> **What to do**
Work through the data and report how many lines include the string "Agile", giving the number alone.

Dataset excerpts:
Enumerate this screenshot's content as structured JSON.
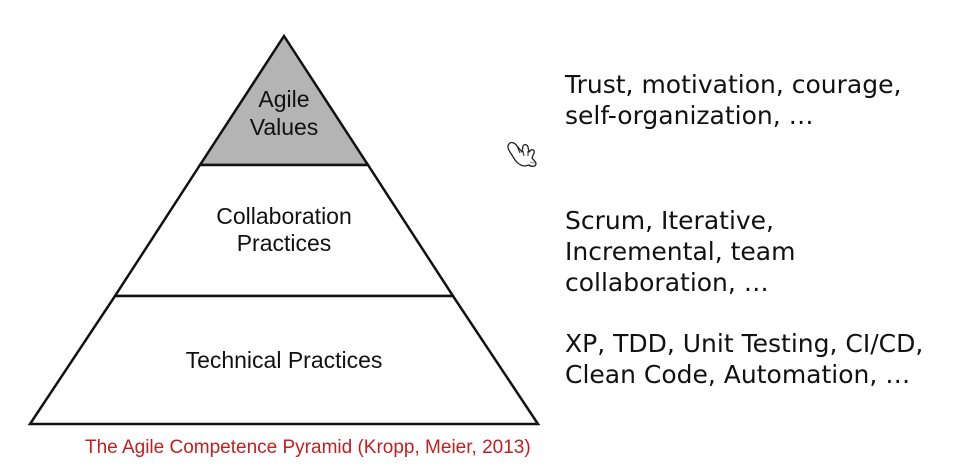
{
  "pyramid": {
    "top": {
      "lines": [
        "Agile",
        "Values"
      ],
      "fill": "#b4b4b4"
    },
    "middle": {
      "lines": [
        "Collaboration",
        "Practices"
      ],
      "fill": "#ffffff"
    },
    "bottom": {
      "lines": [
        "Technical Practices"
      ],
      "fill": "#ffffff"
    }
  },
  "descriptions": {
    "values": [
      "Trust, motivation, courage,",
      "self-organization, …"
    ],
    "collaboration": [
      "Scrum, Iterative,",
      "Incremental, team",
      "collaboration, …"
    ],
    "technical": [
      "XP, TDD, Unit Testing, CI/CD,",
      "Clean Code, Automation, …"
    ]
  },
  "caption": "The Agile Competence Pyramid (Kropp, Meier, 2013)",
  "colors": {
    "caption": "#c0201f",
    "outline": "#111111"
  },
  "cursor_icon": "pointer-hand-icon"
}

---

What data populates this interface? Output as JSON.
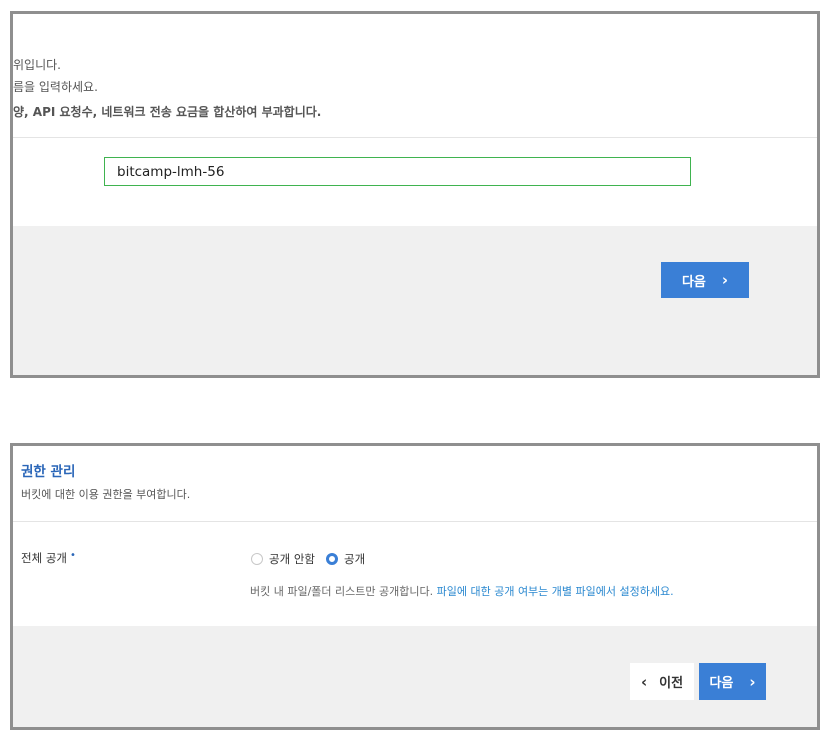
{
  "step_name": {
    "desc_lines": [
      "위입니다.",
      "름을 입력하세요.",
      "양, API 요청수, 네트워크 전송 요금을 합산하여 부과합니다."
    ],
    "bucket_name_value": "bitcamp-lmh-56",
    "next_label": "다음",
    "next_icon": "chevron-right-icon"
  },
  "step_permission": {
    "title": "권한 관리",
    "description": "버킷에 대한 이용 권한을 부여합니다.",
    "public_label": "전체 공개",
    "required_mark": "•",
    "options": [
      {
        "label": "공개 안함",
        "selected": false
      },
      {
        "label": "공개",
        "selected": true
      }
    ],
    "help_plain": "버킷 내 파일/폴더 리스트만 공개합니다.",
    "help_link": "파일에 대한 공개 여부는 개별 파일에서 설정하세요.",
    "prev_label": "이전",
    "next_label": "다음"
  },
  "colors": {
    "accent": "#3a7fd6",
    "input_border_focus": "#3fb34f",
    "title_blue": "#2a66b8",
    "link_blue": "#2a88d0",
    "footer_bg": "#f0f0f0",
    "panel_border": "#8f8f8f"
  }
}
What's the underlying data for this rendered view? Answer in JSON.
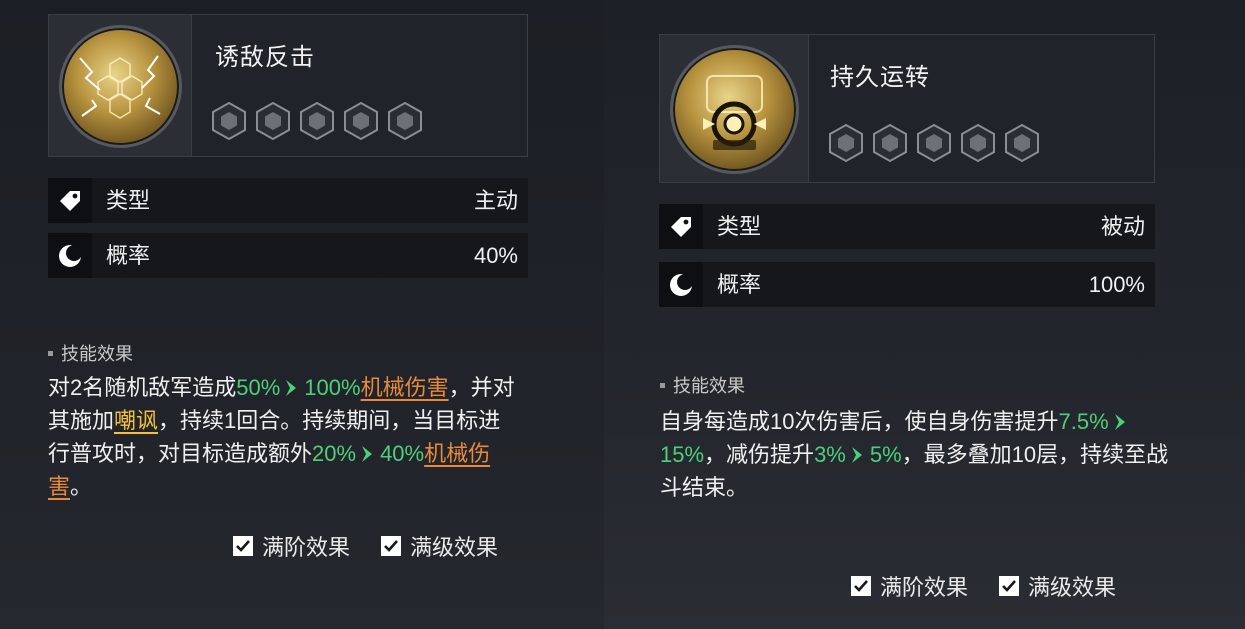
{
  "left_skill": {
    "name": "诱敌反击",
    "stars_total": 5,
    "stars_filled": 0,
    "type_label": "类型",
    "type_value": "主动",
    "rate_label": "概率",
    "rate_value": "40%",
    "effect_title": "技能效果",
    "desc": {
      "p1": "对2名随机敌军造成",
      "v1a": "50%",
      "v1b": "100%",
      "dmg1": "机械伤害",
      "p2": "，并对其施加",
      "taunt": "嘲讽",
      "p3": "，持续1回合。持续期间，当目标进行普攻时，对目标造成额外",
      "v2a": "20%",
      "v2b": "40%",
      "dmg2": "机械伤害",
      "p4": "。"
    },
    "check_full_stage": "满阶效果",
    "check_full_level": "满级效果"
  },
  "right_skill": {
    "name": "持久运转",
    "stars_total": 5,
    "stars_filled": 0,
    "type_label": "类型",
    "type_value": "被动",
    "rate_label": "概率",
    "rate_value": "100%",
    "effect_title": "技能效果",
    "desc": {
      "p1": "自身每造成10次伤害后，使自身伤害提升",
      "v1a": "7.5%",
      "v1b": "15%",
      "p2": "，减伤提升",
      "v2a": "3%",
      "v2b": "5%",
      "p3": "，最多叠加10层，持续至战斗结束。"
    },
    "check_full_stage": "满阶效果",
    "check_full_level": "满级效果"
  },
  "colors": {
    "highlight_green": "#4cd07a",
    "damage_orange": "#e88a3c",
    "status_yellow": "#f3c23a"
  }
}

--

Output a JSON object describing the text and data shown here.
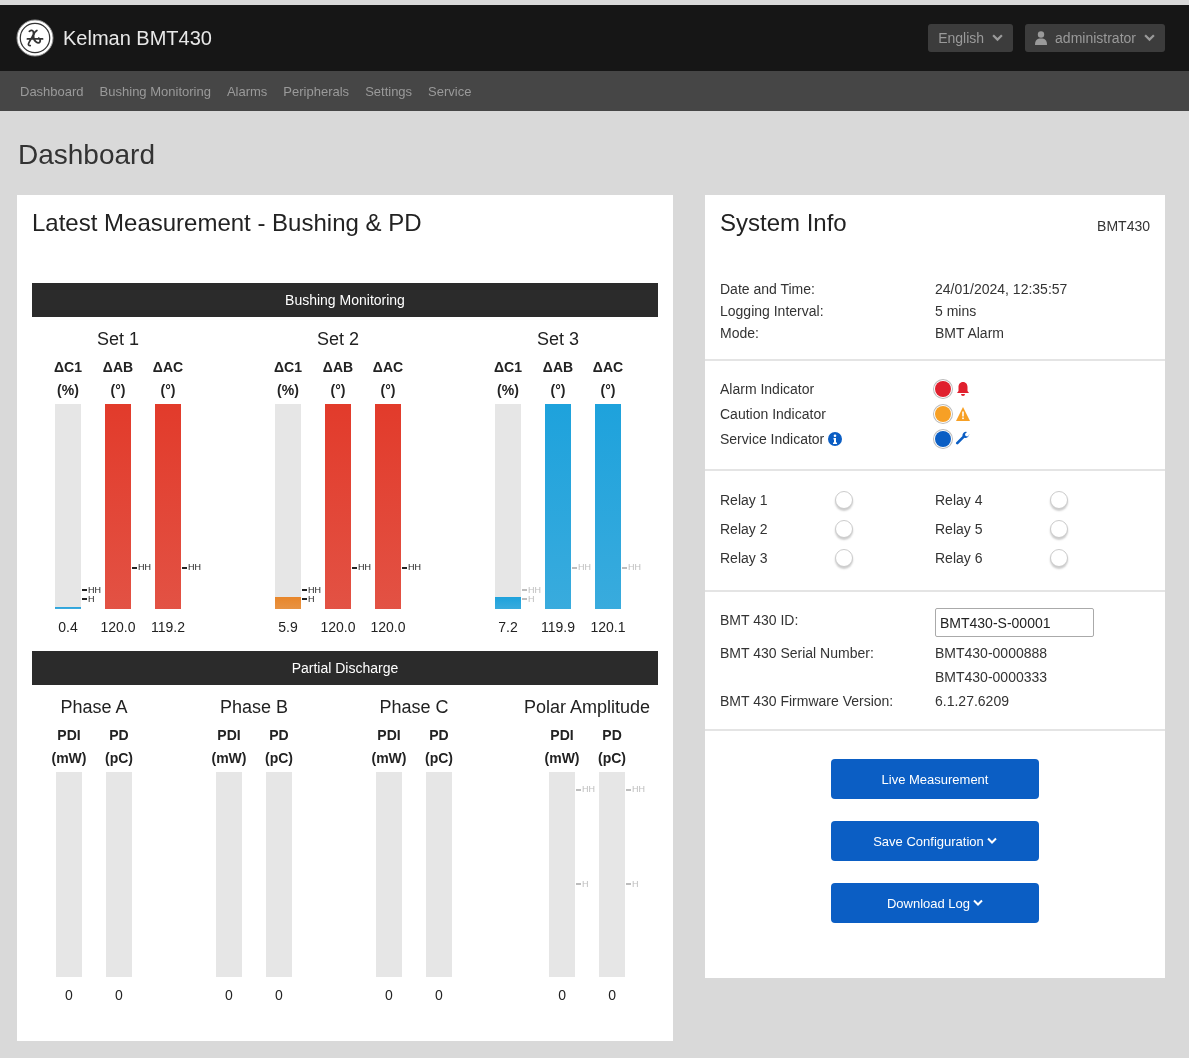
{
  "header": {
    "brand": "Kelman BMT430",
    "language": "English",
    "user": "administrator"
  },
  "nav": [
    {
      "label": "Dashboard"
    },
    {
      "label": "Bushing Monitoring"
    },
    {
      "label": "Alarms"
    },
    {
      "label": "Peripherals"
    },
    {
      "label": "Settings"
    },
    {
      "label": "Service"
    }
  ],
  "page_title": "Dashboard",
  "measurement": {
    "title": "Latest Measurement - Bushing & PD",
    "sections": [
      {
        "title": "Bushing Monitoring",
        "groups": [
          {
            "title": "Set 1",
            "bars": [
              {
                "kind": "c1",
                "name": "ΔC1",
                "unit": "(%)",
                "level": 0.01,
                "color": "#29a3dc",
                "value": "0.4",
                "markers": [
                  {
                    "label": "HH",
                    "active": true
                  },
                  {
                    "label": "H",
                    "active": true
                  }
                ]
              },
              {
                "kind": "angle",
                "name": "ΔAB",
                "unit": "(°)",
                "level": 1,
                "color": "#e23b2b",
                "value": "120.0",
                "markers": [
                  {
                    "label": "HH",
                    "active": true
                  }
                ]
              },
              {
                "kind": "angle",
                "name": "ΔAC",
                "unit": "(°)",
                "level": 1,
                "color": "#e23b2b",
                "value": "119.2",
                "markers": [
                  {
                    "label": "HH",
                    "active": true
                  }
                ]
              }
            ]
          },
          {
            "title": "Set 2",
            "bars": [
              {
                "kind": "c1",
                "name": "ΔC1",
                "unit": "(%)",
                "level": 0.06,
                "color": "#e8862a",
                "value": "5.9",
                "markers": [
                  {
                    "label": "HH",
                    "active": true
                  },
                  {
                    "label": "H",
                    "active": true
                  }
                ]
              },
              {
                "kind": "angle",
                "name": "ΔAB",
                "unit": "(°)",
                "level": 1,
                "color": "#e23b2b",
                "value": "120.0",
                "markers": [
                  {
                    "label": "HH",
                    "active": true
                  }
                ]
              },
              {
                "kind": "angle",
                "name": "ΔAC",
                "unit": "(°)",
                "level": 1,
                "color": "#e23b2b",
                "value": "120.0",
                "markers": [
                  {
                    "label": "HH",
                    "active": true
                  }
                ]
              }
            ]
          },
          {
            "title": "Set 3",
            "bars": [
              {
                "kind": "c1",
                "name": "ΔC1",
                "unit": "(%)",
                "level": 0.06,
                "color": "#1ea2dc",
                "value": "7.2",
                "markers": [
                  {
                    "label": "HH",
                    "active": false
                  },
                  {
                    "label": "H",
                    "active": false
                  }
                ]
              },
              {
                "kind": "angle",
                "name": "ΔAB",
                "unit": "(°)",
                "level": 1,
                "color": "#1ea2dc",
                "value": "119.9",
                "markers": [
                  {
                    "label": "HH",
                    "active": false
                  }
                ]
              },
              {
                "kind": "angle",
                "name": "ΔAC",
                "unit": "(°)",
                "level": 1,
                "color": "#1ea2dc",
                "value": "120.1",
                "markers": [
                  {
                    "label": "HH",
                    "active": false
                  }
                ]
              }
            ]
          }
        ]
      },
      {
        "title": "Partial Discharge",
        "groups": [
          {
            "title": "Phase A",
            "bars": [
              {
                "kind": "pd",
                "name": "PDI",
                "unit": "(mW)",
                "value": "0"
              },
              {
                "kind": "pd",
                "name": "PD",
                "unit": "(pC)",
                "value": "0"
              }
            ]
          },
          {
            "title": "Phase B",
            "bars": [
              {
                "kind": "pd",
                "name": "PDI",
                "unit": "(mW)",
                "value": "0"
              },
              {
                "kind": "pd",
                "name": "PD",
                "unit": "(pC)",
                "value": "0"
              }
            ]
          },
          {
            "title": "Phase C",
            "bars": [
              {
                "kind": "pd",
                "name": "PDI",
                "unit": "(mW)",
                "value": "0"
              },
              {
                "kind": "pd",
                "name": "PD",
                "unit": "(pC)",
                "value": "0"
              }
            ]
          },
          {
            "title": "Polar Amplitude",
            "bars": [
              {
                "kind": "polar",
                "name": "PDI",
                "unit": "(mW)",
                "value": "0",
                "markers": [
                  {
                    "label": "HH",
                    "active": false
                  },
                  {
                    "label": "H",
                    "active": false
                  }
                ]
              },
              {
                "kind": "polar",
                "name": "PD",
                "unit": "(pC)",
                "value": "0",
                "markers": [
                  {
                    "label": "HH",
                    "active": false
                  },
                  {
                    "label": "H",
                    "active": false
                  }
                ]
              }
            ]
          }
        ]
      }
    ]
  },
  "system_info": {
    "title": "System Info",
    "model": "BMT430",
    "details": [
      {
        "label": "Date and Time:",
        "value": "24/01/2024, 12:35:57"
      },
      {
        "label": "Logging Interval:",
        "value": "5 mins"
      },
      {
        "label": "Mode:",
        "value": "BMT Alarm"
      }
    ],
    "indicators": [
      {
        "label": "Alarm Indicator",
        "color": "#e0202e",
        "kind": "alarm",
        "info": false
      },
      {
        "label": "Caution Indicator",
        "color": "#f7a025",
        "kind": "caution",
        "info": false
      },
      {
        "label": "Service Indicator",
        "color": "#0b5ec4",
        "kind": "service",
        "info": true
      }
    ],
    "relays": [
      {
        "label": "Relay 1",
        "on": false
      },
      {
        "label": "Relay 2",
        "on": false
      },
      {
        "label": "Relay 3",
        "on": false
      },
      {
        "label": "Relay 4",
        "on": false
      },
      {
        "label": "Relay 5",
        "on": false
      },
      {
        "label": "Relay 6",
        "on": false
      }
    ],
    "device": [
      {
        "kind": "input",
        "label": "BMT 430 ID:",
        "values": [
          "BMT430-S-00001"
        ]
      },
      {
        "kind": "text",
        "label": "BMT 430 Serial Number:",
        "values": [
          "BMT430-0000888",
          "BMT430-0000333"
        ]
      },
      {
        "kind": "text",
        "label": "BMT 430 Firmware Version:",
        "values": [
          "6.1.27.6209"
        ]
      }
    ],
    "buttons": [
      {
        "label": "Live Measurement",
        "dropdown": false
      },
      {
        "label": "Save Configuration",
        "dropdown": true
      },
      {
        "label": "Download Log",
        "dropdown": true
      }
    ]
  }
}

> **Response to this task**
2